#### Directive
Restate, word for word, all of the material shown below.

[Stored items from a collection]

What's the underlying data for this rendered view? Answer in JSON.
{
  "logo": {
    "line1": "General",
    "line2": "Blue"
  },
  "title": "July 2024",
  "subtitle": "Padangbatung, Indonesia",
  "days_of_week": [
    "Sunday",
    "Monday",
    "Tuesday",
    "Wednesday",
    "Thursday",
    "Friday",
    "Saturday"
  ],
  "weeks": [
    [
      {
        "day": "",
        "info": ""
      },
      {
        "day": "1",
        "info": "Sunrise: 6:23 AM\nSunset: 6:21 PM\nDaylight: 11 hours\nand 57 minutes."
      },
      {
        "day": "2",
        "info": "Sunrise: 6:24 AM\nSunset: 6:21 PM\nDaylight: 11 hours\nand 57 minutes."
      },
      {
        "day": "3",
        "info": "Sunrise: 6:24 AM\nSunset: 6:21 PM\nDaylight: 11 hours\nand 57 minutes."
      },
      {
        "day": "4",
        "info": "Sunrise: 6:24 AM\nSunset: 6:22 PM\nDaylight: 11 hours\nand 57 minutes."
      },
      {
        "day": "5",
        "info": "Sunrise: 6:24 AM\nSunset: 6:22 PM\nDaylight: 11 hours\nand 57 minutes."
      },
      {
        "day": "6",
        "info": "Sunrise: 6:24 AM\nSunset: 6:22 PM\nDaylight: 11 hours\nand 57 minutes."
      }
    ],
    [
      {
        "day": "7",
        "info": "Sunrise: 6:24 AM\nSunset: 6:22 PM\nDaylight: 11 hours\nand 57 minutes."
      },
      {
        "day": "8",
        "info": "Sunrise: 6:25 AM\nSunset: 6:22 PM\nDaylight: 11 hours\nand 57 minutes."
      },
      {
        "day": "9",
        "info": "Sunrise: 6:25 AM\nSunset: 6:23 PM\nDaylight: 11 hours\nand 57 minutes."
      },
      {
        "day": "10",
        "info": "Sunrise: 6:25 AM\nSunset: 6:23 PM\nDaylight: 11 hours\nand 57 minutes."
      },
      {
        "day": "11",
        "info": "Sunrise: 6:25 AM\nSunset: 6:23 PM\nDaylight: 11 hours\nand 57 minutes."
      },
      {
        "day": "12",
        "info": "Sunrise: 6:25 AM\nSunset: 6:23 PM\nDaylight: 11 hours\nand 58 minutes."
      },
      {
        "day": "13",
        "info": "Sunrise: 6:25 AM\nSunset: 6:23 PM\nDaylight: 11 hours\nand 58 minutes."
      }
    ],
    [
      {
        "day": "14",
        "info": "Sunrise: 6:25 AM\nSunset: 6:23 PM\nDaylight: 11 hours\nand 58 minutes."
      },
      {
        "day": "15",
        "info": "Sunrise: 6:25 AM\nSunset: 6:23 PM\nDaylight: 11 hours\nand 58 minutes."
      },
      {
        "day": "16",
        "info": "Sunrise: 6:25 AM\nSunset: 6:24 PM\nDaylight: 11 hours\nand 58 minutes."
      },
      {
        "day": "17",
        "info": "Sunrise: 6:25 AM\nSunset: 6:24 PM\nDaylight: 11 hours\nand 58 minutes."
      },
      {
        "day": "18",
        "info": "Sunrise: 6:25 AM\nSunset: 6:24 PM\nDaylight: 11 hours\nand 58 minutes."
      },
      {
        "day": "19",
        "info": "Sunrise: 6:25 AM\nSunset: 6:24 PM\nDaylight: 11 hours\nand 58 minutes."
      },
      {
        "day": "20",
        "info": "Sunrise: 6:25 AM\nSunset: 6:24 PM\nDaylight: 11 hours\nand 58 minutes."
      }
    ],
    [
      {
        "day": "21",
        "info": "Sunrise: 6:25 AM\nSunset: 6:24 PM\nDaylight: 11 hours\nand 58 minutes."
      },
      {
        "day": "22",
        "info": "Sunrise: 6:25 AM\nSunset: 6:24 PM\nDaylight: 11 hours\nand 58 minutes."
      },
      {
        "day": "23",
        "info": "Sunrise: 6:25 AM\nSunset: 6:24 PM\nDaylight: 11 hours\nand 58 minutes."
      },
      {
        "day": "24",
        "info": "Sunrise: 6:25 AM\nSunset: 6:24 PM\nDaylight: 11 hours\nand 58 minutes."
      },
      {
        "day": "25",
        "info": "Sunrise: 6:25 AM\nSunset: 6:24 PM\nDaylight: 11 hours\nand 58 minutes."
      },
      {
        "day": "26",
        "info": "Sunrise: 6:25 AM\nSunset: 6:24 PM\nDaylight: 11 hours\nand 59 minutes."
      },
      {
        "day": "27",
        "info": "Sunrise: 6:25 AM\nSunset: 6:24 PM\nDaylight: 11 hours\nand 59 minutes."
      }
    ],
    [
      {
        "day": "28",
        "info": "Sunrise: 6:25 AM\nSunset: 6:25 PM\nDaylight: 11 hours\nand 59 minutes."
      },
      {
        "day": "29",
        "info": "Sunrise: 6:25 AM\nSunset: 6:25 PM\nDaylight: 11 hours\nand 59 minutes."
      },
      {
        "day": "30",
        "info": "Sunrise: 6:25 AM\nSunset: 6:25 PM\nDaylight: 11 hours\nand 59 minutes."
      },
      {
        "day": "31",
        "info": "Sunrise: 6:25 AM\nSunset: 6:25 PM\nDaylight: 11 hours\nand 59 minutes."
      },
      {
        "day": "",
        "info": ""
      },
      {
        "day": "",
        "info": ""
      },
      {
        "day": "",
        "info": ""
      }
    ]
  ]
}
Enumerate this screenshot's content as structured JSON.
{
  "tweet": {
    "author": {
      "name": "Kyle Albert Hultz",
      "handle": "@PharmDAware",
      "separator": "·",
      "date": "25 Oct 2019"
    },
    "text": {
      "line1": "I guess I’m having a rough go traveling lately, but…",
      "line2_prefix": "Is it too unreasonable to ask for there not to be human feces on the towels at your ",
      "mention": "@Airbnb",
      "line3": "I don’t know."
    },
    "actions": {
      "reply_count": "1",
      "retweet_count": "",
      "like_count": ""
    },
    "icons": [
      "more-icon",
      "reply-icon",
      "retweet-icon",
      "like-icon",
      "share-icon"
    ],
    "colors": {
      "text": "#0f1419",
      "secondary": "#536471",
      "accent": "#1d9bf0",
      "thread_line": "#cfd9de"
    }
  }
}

#### Reply to the task
What's the underlying data for this rendered view? Answer in JSON.
{
  "logo": {
    "line1": "General",
    "line2": "Blue"
  },
  "title": "July 2024",
  "subtitle": "Padangbatung, Indonesia",
  "days_of_week": [
    "Sunday",
    "Monday",
    "Tuesday",
    "Wednesday",
    "Thursday",
    "Friday",
    "Saturday"
  ],
  "weeks": [
    [
      {
        "day": "",
        "info": ""
      },
      {
        "day": "1",
        "info": "Sunrise: 6:23 AM\nSunset: 6:21 PM\nDaylight: 11 hours\nand 57 minutes."
      },
      {
        "day": "2",
        "info": "Sunrise: 6:24 AM\nSunset: 6:21 PM\nDaylight: 11 hours\nand 57 minutes."
      },
      {
        "day": "3",
        "info": "Sunrise: 6:24 AM\nSunset: 6:21 PM\nDaylight: 11 hours\nand 57 minutes."
      },
      {
        "day": "4",
        "info": "Sunrise: 6:24 AM\nSunset: 6:22 PM\nDaylight: 11 hours\nand 57 minutes."
      },
      {
        "day": "5",
        "info": "Sunrise: 6:24 AM\nSunset: 6:22 PM\nDaylight: 11 hours\nand 57 minutes."
      },
      {
        "day": "6",
        "info": "Sunrise: 6:24 AM\nSunset: 6:22 PM\nDaylight: 11 hours\nand 57 minutes."
      }
    ],
    [
      {
        "day": "7",
        "info": "Sunrise: 6:24 AM\nSunset: 6:22 PM\nDaylight: 11 hours\nand 57 minutes."
      },
      {
        "day": "8",
        "info": "Sunrise: 6:25 AM\nSunset: 6:22 PM\nDaylight: 11 hours\nand 57 minutes."
      },
      {
        "day": "9",
        "info": "Sunrise: 6:25 AM\nSunset: 6:23 PM\nDaylight: 11 hours\nand 57 minutes."
      },
      {
        "day": "10",
        "info": "Sunrise: 6:25 AM\nSunset: 6:23 PM\nDaylight: 11 hours\nand 57 minutes."
      },
      {
        "day": "11",
        "info": "Sunrise: 6:25 AM\nSunset: 6:23 PM\nDaylight: 11 hours\nand 57 minutes."
      },
      {
        "day": "12",
        "info": "Sunrise: 6:25 AM\nSunset: 6:23 PM\nDaylight: 11 hours\nand 58 minutes."
      },
      {
        "day": "13",
        "info": "Sunrise: 6:25 AM\nSunset: 6:23 PM\nDaylight: 11 hours\nand 58 minutes."
      }
    ],
    [
      {
        "day": "14",
        "info": "Sunrise: 6:25 AM\nSunset: 6:23 PM\nDaylight: 11 hours\nand 58 minutes."
      },
      {
        "day": "15",
        "info": "Sunrise: 6:25 AM\nSunset: 6:23 PM\nDaylight: 11 hours\nand 58 minutes."
      },
      {
        "day": "16",
        "info": "Sunrise: 6:25 AM\nSunset: 6:24 PM\nDaylight: 11 hours\nand 58 minutes."
      },
      {
        "day": "17",
        "info": "Sunrise: 6:25 AM\nSunset: 6:24 PM\nDaylight: 11 hours\nand 58 minutes."
      },
      {
        "day": "18",
        "info": "Sunrise: 6:25 AM\nSunset: 6:24 PM\nDaylight: 11 hours\nand 58 minutes."
      },
      {
        "day": "19",
        "info": "Sunrise: 6:25 AM\nSunset: 6:24 PM\nDaylight: 11 hours\nand 58 minutes."
      },
      {
        "day": "20",
        "info": "Sunrise: 6:25 AM\nSunset: 6:24 PM\nDaylight: 11 hours\nand 58 minutes."
      }
    ],
    [
      {
        "day": "21",
        "info": "Sunrise: 6:25 AM\nSunset: 6:24 PM\nDaylight: 11 hours\nand 58 minutes."
      },
      {
        "day": "22",
        "info": "Sunrise: 6:25 AM\nSunset: 6:24 PM\nDaylight: 11 hours\nand 58 minutes."
      },
      {
        "day": "23",
        "info": "Sunrise: 6:25 AM\nSunset: 6:24 PM\nDaylight: 11 hours\nand 58 minutes."
      },
      {
        "day": "24",
        "info": "Sunrise: 6:25 AM\nSunset: 6:24 PM\nDaylight: 11 hours\nand 58 minutes."
      },
      {
        "day": "25",
        "info": "Sunrise: 6:25 AM\nSunset: 6:24 PM\nDaylight: 11 hours\nand 58 minutes."
      },
      {
        "day": "26",
        "info": "Sunrise: 6:25 AM\nSunset: 6:24 PM\nDaylight: 11 hours\nand 59 minutes."
      },
      {
        "day": "27",
        "info": "Sunrise: 6:25 AM\nSunset: 6:24 PM\nDaylight: 11 hours\nand 59 minutes."
      }
    ],
    [
      {
        "day": "28",
        "info": "Sunrise: 6:25 AM\nSunset: 6:25 PM\nDaylight: 11 hours\nand 59 minutes."
      },
      {
        "day": "29",
        "info": "Sunrise: 6:25 AM\nSunset: 6:25 PM\nDaylight: 11 hours\nand 59 minutes."
      },
      {
        "day": "30",
        "info": "Sunrise: 6:25 AM\nSunset: 6:25 PM\nDaylight: 11 hours\nand 59 minutes."
      },
      {
        "day": "31",
        "info": "Sunrise: 6:25 AM\nSunset: 6:25 PM\nDaylight: 11 hours\nand 59 minutes."
      },
      {
        "day": "",
        "info": ""
      },
      {
        "day": "",
        "info": ""
      },
      {
        "day": "",
        "info": ""
      }
    ]
  ]
}
Enumerate this screenshot's content as structured JSON.
{
  "tweet": {
    "author": {
      "name": "Kyle Albert Hultz",
      "handle": "@PharmDAware",
      "separator": "·",
      "date": "25 Oct 2019"
    },
    "text": {
      "line1": "I guess I’m having a rough go traveling lately, but…",
      "line2_prefix": "Is it too unreasonable to ask for there not to be human feces on the towels at your ",
      "mention": "@Airbnb",
      "line3": "I don’t know."
    },
    "actions": {
      "reply_count": "1",
      "retweet_count": "",
      "like_count": ""
    },
    "icons": [
      "more-icon",
      "reply-icon",
      "retweet-icon",
      "like-icon",
      "share-icon"
    ],
    "colors": {
      "text": "#0f1419",
      "secondary": "#536471",
      "accent": "#1d9bf0",
      "thread_line": "#cfd9de"
    }
  }
}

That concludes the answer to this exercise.